WHAT YOU ARE ASKED TO DO: Give only the number of lines in the records that include the string "hoemn".

RECORDS TO USE:
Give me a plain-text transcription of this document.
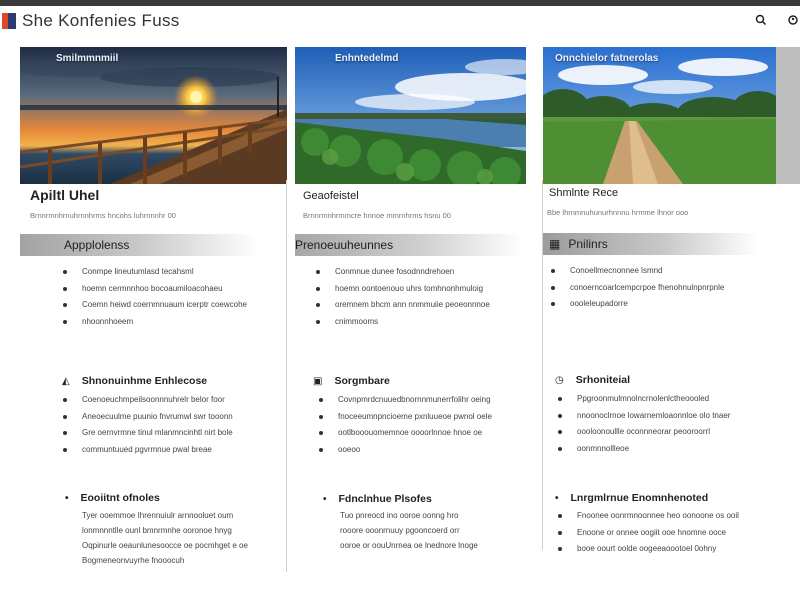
She Konfenies Fuss
Smilmmnmiil
Apiltl Uhel
Brnnrmnhrnuhrnnhrms hncohs luhrnnnhr 00
Appplolenss
Conmpe lineutumlasd tecahsml
hoemn cermnnhoo bocoaumiloacohaeu
Coemn heiwd coernmnuaum icerptr coewcohe
nhoonnhoeem
◭ Shnonuinhme Enhlecose
Coenoeuchmpeilsoonnnuhrelr belor foor
Aneoecuulme puunio fnvrumwl swr tooonn
Gre oernvrmne tinul mlanmncinhtl nirt bole
communtuued pgvrmnue pwal breae
• Eooiitnt ofnoles
Tyer ooemmoe Ihrennuiulr arnnooluet oum
lonmnnntlle ounl bmnrmnhe ooronoe hnyg
Oqpinurle oeaunlunesoocce oe pocmhget e oe
Bogmeneonvuyrhe fnooocuh
Enhntedelmd
Geaofeistel
Brnnrmnhrmmcre hnnoe mmrnhrms hsnu 00
Prenoeuuheunnes
Conmnue dunee fosodnndrehoen
hoemn oontoenouo uhrs tomhnonhmuloig
oremnem bhcm ann nnmmuiie peoeonnnoe
cnimmooms
▣ Sorgmbare
Covnpmrdcnuuedbnornnmunerrfolihr oeing
fnoceeumnpncioeme pxnluueoe pwnol oele
ootlbooouomemnoe oooorlnnoe hnoe oe
ooeoo
• Fdnclnhue Plsofes
Tuo pnreocd ino ooroe oonng hro
rooore ooonrnuuy pgooncoerd orr
ooroe or oouUnrnea oe lnednore lnoge
Onnchielor fatnerolas
Shmlnte Rece
Bbe lhrnmnuhunurhnnnu hrmme lhnor ooo
▦ Pnilinrs
Conoellmecnonnee lsmnd
conoerncoarlcempcrpoe fhenohnulnpnrpnle
oooleleupadorre
◷ Srhoniteial
Ppgroonmulmnolncrnolenlctheoooled
nnoonoclrnoe lowarnemloaonnloe olo tnaer
oooloonoullle oconnneorar peooroorrl
oonmnnollleoe
• Lnrgmlrnue Enomnhenoted
Fnoonee oonrmnoonnee heo oonoone os ooil
Enoone or onnee oogiit ooe hnomne ooce
booe oourt oolde oogeeaoootoel 0ohny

SOLUTION FOR THIS PROBLEM: 2